▸ **Texto do exercício**
▶
Há os que são fanáticos por esporte em geral, como o casal Kim e Terry Pegula (Buffalo Bills): “A fortuna de Terry, 64 anos, é estimada em US$ 4 bilhões pela Forbes. Os Pegula, que fizeram a maior parte do seu dinheiro no ramo de fratura hidráulica de gás natural, compraram o Bills em 2014 por US$ 1,4 bilhão, um recorde na NFL. O casal também é dono do Buffalo Sabres (NHL) e do Buffalo Bandits (National Lacrosse League).”

3) A principal motivação do dono do Chargers, claro, é aumentar os lucros. Para 2014, a estimativa de população da região metropolitana de Los Angeles superava os 13 milhões de habitantes, mais de quatro vezes maior que a de San Diego. Contudo, um dos principais motivos citados nas discussões midiáticas sobre a saída do Chargers é o estádio, considerado velho e antiquado – um dos piores da liga, na opinião de vários jornalistas. A leitura dos perfis dos donos mostra que ameaçar mudar de cidade é um método eficaz de pressionar prefeitos para investir recursos públicos na construção ou reforma de estádios. Vários dos recentemente construídos ou reformados receberam dinheiro público – com ou sem ameaça de troca. Alguns exemplos:

a) Detroit Lions: “O estádio do time, inaugurado em 2002, custou US$ 430 milhões. Aproximadamente um terço do financiamento foi feito com recursos públicos, de acordo com a Reuters”.

b) Seattle Seahawks, cujo proprietário é Paul Allen, com fortuna de mais de 17 bilhões de dólares: “Apesar de sua riqueza, [Allen] recebeu ajuda pública – US$ 300 milhões, comparados a sua contrapartida de US$ 130 milhões (mais aditivos) – para um estádio inaugurado em 2002.”

c) Detroit Lions: “O estádio do time, aberto em 2002, custou US$ 430 milhões. Cerca de um terço foi financiado com dinheiro público, de acordo com a Reuters.”
◀
▸ **Detalhes do exercício**
Retome o texto acima sobre os donos de times da NFL e o dinheiro público investido em estádios, continuando logo depois da última frase.

Itens guardados do conjunto de dados
▶
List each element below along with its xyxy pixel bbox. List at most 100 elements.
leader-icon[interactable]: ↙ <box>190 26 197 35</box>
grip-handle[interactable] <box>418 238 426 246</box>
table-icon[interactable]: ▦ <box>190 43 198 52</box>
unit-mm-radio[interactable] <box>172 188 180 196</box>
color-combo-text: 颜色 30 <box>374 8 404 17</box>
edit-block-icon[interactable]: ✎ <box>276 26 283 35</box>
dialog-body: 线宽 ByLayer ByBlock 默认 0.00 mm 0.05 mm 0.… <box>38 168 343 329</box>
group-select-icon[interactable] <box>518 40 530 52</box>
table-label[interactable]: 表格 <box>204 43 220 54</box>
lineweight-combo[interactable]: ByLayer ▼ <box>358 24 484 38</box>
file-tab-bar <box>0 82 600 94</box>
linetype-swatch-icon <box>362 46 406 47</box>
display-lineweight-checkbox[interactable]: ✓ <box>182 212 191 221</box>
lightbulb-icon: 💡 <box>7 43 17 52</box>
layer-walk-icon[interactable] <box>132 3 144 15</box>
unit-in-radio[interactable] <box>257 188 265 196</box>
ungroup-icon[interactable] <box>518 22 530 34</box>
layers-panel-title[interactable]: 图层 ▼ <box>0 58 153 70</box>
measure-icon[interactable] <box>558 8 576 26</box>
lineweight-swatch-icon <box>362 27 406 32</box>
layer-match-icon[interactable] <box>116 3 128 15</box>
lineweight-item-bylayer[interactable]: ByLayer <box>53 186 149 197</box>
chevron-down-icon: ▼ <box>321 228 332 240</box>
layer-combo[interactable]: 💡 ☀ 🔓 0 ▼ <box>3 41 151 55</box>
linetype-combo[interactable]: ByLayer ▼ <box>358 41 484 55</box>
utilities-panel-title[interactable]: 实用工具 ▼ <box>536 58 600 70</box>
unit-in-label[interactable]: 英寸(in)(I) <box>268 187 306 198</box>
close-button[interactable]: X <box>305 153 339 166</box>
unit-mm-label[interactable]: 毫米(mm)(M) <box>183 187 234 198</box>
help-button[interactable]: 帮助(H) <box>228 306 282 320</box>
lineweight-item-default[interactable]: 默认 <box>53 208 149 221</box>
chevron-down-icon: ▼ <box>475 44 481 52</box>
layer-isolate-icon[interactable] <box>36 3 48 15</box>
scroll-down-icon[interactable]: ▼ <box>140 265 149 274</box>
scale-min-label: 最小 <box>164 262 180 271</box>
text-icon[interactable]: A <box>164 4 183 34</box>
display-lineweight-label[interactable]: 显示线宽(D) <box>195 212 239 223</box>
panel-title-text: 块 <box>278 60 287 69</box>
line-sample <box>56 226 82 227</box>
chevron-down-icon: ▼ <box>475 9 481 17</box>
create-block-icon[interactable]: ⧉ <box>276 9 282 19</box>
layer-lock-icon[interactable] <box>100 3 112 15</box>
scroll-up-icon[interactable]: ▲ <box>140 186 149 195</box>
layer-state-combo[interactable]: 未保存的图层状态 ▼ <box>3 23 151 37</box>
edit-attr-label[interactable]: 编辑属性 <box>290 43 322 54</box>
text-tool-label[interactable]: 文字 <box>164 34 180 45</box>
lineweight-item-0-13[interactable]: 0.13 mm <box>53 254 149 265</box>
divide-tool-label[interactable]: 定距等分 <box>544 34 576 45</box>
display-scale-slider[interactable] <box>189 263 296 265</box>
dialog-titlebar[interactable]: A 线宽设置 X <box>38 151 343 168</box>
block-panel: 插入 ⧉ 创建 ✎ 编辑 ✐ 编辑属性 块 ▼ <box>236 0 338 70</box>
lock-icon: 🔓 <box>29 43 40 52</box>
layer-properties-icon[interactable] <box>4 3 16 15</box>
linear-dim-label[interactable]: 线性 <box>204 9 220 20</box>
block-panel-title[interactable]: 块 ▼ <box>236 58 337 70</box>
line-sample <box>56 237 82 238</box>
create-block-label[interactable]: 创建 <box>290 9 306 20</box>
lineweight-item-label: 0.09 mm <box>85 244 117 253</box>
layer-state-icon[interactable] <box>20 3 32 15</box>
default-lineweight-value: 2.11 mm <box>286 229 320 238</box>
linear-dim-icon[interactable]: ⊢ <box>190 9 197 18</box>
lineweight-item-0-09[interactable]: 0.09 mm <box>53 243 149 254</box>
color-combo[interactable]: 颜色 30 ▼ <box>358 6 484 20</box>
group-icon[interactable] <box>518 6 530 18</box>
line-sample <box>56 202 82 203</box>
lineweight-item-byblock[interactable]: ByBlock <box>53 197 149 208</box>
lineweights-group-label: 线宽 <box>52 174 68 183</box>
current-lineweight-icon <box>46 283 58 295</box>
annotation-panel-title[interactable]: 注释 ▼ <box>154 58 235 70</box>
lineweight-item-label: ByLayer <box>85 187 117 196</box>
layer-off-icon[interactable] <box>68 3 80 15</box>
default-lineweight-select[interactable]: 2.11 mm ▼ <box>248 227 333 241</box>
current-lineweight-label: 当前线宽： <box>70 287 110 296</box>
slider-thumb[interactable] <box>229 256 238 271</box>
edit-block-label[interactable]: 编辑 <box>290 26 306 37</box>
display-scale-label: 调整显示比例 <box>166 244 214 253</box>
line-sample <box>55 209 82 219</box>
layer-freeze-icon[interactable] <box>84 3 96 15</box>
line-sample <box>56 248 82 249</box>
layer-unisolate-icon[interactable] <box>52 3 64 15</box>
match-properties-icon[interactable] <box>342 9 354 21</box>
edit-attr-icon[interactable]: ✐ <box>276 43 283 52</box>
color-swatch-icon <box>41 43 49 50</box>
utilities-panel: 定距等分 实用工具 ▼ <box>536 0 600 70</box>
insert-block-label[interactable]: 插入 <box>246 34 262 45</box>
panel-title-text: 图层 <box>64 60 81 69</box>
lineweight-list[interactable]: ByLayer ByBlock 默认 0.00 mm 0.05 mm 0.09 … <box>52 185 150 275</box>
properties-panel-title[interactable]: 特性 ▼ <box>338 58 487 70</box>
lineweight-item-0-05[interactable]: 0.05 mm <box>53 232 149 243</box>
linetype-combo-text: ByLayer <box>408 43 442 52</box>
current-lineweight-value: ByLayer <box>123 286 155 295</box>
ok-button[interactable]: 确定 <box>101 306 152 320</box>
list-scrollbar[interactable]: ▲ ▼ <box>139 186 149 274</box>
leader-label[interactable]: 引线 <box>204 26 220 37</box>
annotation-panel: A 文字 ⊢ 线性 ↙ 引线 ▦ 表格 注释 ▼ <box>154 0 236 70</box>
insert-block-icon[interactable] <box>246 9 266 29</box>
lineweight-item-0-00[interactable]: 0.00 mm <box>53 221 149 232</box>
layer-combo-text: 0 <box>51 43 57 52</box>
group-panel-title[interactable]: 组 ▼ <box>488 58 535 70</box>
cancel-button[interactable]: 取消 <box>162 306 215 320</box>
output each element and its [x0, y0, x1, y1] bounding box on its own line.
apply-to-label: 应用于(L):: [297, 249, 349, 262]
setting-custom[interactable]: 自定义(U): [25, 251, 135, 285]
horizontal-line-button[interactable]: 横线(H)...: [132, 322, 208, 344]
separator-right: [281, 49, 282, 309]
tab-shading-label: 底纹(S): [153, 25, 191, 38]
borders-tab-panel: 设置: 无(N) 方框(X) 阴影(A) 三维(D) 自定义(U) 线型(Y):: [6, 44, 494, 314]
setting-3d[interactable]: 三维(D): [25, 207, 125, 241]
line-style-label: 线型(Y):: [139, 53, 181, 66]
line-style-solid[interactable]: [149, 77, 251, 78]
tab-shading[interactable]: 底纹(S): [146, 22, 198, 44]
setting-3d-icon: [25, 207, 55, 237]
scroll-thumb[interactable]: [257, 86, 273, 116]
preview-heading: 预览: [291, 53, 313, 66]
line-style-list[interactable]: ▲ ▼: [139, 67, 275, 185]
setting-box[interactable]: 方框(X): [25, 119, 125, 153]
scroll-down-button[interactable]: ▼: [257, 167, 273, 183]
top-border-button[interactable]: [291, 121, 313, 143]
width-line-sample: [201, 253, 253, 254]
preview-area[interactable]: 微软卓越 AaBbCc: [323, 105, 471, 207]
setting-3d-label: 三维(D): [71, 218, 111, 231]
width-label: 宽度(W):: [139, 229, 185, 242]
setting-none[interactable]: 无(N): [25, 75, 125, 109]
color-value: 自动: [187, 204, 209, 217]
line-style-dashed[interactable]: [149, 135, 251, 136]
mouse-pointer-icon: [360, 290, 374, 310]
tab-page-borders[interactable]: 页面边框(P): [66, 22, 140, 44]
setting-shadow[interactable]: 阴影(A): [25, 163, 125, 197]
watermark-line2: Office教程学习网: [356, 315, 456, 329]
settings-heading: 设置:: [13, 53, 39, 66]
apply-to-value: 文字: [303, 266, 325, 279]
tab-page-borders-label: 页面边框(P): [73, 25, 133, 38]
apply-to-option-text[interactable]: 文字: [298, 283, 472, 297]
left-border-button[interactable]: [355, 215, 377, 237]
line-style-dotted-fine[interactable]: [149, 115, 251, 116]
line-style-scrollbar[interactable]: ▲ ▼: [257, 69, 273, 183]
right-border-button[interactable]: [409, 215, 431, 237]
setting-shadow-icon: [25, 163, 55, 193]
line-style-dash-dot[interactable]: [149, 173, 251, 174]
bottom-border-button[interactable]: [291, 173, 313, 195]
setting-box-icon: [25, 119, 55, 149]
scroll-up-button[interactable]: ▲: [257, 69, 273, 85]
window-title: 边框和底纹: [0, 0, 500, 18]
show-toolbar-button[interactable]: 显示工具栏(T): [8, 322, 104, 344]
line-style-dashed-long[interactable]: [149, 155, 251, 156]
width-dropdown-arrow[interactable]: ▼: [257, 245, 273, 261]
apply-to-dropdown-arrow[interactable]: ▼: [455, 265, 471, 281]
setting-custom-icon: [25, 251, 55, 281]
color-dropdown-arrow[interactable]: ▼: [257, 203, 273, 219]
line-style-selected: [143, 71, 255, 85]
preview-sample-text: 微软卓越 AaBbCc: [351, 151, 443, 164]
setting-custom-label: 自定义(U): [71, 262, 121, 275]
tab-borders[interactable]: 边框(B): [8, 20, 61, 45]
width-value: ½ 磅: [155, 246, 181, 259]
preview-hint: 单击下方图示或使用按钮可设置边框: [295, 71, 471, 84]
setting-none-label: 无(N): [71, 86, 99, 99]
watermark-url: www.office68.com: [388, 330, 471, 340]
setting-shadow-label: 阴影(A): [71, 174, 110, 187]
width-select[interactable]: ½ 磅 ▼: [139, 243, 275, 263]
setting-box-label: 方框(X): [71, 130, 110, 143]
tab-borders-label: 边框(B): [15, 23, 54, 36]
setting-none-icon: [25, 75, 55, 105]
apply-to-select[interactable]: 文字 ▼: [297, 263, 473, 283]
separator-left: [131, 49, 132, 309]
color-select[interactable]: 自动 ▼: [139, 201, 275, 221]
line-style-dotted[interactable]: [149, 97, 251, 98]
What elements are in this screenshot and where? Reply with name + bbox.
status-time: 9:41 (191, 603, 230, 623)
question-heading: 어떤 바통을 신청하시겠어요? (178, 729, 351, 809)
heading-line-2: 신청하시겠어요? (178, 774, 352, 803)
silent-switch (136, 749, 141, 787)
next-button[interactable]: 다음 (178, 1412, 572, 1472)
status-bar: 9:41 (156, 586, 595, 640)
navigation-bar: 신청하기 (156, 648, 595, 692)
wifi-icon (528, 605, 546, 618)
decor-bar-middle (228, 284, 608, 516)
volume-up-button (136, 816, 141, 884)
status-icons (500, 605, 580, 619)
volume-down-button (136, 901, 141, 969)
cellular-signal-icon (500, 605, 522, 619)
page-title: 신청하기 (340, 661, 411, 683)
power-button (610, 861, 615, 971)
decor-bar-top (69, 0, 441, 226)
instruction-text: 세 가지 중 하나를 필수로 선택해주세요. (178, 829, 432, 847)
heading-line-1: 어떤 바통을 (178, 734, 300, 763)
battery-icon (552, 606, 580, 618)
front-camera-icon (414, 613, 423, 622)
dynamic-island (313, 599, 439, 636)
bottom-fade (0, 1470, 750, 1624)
◀
▸ **Resultado da tarefa**
4) A NFL é uma associação de proprietários. O único jeito de entrar é comprando um time – o que acontece com certa frequência, porque os bilionários gostam de esporte e/ou como medida para diversificar investimentos.

Mesmo neste ambiente em que times deixam de existir ou abandonam cidades e torcedores em função das vontades de seus proprietários – uma lógica de afiliação esportiva completamente diferente daquela que existe entre torcedores e clubes de futebol no Brasil, por exemplo -, o esporte é uma ferramenta poderosa para atrair recursos públicos de forma a aumentar a fortuna dos ricos.

Por tudo isto, esta fonte aponta possibilidades interessantes de pesquisa da história do esporte ligada à história econômica. Além disso, traz elementos sugestivos em termos do esporte como um ramo de investimento (ou seja, como um dos setores em que os bilionários colocam seu dinheiro). Imagino que exista uma fila de bilionários esperando a oportunidade de comprar um time da NFL e entrar no seleto rol.

5) As mudanças de cidade, os motivos que levam a elas, as negociações dentro (com os demais donos) e fora (com prefeitos, governadores, emissoras de televisão etc.) das ligas, as exigências e ofertas (quanto a isenção de impostos e a construção ou reforma de estádios, por exemplo) são um rico e, a meu ver, interessante objeto para o historiador.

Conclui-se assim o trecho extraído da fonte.